— BEGIN Text passage —

POJ - 1789----Truck History(prim)

Advanced Cargo Movement, Ltd. uses trucks of different types. Some trucks are used for vegetable delivery, other for furniture, or for bricks. The company has its own code describing each type of a truck. The code is simply a string of exactly seven lowercase letters (each letter on each position has a very special meaning but that is unimportant for this task). At the beginning of company’s history, just a single truck type was used but later other types were derived from it, then from the new types another types were derived, and so on.

Today, ACM is rich enough to pay historians to study its history. One thing historians tried to find out is so called derivation plan – i.e. how the truck types were derived. They defined the distance of truck types as the number of positions with different letters in truck type codes. They also assumed that each truck type was derived from exactly one other truck type (except for the first truck type which was not derived from any other type). The quality of a derivation plan was then defined as
1/Σ(to,td)d(to,td)

where the sum goes over all pairs of types in the derivation plan such that t o is the original type and t d the type derived from it and d(t o,t d) is the distance of the types.
Since historians failed, you are to write a program to help them. Given the codes of truck types, your program should find the highest possible quality of a derivation plan.
Input
The input consists of several test cases. Each test case begins with a line containing the number of truck types, N, 2 <= N <= 2 000. Each of the following N lines of input contains one truck type code (a string of seven lowercase letters). You may assume that the codes uniquely describe the trucks, i.e., no two of these N lines are the same. The input is terminated with zero at the place of number of truck types.
Output
For each test case, your program should output the text “The highest possible quality is 1/Q.”, where 1/Q is the quality of the best derivation plan.

Sample Input
4
aaaaaaa
baaaaaa
abaaaaa
aabaaaa
0
Sample Output
The highest possible quality is 1/3.

题目大意：给你n个字符串。每个字符串长度为7。他们之间同一个位置字母可能不相同，然后一个字符串只能由另一个派生出来。派生的代价就是他们字符不同的个数。求最小的总代价。

— END Text passage —
— BEGIN Extracted material —

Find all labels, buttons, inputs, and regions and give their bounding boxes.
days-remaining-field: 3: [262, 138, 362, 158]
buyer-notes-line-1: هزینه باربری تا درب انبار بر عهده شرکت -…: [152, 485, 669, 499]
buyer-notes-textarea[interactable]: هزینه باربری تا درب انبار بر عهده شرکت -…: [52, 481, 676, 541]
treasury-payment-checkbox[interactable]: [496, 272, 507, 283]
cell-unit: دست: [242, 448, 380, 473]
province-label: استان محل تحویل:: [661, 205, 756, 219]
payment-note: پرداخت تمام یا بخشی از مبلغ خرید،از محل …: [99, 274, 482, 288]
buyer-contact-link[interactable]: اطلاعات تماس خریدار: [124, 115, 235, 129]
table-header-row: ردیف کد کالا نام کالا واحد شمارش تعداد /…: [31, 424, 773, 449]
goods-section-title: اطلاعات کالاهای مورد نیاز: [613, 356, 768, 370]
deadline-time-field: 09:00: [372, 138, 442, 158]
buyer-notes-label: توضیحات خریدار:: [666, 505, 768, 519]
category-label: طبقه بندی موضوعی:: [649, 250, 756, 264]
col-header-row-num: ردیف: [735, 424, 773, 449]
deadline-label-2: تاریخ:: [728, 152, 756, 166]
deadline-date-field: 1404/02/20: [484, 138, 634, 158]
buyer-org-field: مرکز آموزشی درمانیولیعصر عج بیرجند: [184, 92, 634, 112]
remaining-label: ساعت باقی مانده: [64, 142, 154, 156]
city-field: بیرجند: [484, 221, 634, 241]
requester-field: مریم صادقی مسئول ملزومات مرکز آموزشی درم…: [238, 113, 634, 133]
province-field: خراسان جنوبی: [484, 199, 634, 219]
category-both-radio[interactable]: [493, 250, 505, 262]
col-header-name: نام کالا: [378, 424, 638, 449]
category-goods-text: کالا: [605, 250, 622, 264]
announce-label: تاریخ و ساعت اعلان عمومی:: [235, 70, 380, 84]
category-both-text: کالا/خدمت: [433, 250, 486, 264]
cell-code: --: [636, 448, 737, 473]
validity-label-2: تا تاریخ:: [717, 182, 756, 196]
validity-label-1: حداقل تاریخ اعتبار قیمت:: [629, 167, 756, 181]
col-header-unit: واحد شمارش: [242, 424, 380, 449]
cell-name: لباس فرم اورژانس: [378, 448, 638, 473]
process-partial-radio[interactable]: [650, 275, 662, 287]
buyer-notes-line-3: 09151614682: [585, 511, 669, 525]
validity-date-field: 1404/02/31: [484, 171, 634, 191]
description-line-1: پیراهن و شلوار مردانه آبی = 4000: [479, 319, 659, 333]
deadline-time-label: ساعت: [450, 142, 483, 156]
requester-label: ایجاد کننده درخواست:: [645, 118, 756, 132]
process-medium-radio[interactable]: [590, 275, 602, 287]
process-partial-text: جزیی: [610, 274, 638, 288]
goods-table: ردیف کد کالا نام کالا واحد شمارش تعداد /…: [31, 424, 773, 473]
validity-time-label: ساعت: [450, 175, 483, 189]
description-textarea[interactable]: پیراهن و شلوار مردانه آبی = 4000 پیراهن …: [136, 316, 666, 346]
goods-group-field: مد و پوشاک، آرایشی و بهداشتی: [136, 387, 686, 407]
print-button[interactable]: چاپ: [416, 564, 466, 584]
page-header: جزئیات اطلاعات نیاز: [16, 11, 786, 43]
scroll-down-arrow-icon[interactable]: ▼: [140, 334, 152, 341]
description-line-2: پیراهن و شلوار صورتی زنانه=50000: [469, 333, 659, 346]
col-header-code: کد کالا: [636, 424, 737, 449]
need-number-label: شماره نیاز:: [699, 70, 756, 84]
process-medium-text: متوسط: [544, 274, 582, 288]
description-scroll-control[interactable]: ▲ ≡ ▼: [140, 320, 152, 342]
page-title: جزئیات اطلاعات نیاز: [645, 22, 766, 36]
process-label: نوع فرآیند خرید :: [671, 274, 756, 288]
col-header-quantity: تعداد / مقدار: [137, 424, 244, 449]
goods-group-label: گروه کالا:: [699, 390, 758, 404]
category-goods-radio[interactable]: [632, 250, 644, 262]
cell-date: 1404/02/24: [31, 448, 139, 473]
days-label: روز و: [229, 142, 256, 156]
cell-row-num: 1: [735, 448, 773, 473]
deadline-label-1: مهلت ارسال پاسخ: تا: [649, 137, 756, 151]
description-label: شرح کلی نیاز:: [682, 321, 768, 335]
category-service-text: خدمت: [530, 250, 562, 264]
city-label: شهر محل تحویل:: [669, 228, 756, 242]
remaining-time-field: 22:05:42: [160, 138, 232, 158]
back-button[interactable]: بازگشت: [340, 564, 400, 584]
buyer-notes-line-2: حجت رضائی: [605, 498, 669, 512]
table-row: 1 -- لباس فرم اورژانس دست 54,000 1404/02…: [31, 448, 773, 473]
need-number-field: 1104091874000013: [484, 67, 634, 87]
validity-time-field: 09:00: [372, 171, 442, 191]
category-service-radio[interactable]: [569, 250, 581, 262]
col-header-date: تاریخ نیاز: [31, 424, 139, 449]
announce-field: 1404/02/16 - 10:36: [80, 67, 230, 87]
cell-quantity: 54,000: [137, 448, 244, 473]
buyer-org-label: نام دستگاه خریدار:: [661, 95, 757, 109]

— END Extracted material —

● **Your tasks**:
a – In the truck history problem, how many lowercase letters make up each truck type code?
b – Reproduce the rows verbatim, starting from the first row and ending with the line that contains "province-label: استان محل", including both of those lines.

● **Answers for this exercise**:
a – Exactly seven.

b –
Find all labels, buttons, inputs, and regions and give their bounding boxes.
days-remaining-field: 3: [262, 138, 362, 158]
buyer-notes-line-1: هزینه باربری تا درب انبار بر عهده شرکت -…: [152, 485, 669, 499]
buyer-notes-textarea[interactable]: هزینه باربری تا درب انبار بر عهده شرکت -…: [52, 481, 676, 541]
treasury-payment-checkbox[interactable]: [496, 272, 507, 283]
cell-unit: دست: [242, 448, 380, 473]
province-label: استان محل تحویل:: [661, 205, 756, 219]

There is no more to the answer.